> _EXERCISE_:
Return every entry exactly.

> _AVAILABLE DATA_:
======

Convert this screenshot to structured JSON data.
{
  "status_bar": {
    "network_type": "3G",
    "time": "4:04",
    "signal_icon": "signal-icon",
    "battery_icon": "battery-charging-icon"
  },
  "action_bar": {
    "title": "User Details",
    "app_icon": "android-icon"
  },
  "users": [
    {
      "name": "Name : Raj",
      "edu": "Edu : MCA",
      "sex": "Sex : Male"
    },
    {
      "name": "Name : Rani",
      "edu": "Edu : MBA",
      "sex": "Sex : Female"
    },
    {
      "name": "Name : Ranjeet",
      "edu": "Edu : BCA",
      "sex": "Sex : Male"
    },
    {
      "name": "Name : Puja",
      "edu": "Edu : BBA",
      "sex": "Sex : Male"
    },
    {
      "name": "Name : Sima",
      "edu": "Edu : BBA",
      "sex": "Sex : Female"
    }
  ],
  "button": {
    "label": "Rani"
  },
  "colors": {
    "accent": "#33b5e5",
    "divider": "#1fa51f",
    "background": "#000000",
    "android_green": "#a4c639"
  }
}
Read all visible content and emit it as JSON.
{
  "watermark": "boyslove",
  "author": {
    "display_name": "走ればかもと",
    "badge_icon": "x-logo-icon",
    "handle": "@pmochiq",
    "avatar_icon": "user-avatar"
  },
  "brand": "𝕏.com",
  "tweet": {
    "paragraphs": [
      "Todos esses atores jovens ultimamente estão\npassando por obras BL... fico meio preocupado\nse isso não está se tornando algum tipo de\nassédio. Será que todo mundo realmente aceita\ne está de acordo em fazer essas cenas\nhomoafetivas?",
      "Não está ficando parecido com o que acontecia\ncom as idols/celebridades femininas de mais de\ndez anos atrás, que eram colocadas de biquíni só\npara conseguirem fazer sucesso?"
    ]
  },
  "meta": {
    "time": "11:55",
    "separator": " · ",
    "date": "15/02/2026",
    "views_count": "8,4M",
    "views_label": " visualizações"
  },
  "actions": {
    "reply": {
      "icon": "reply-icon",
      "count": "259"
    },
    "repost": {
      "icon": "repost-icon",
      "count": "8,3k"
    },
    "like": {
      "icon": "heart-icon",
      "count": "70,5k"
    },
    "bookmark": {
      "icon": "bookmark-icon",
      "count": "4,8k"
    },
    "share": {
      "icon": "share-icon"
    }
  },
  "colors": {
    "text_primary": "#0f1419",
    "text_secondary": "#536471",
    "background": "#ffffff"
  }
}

======

> _FINAL RESULT_:
Convert this screenshot to structured JSON data.
{
  "status_bar": {
    "network_type": "3G",
    "time": "4:04",
    "signal_icon": "signal-icon",
    "battery_icon": "battery-charging-icon"
  },
  "action_bar": {
    "title": "User Details",
    "app_icon": "android-icon"
  },
  "users": [
    {
      "name": "Name : Raj",
      "edu": "Edu : MCA",
      "sex": "Sex : Male"
    },
    {
      "name": "Name : Rani",
      "edu": "Edu : MBA",
      "sex": "Sex : Female"
    },
    {
      "name": "Name : Ranjeet",
      "edu": "Edu : BCA",
      "sex": "Sex : Male"
    },
    {
      "name": "Name : Puja",
      "edu": "Edu : BBA",
      "sex": "Sex : Male"
    },
    {
      "name": "Name : Sima",
      "edu": "Edu : BBA",
      "sex": "Sex : Female"
    }
  ],
  "button": {
    "label": "Rani"
  },
  "colors": {
    "accent": "#33b5e5",
    "divider": "#1fa51f",
    "background": "#000000",
    "android_green": "#a4c639"
  }
}
Read all visible content and emit it as JSON.
{
  "watermark": "boyslove",
  "author": {
    "display_name": "走ればかもと",
    "badge_icon": "x-logo-icon",
    "handle": "@pmochiq",
    "avatar_icon": "user-avatar"
  },
  "brand": "𝕏.com",
  "tweet": {
    "paragraphs": [
      "Todos esses atores jovens ultimamente estão\npassando por obras BL... fico meio preocupado\nse isso não está se tornando algum tipo de\nassédio. Será que todo mundo realmente aceita\ne está de acordo em fazer essas cenas\nhomoafetivas?",
      "Não está ficando parecido com o que acontecia\ncom as idols/celebridades femininas de mais de\ndez anos atrás, que eram colocadas de biquíni só\npara conseguirem fazer sucesso?"
    ]
  },
  "meta": {
    "time": "11:55",
    "separator": " · ",
    "date": "15/02/2026",
    "views_count": "8,4M",
    "views_label": " visualizações"
  },
  "actions": {
    "reply": {
      "icon": "reply-icon",
      "count": "259"
    },
    "repost": {
      "icon": "repost-icon",
      "count": "8,3k"
    },
    "like": {
      "icon": "heart-icon",
      "count": "70,5k"
    },
    "bookmark": {
      "icon": "bookmark-icon",
      "count": "4,8k"
    },
    "share": {
      "icon": "share-icon"
    }
  },
  "colors": {
    "text_primary": "#0f1419",
    "text_secondary": "#536471",
    "background": "#ffffff"
  }
}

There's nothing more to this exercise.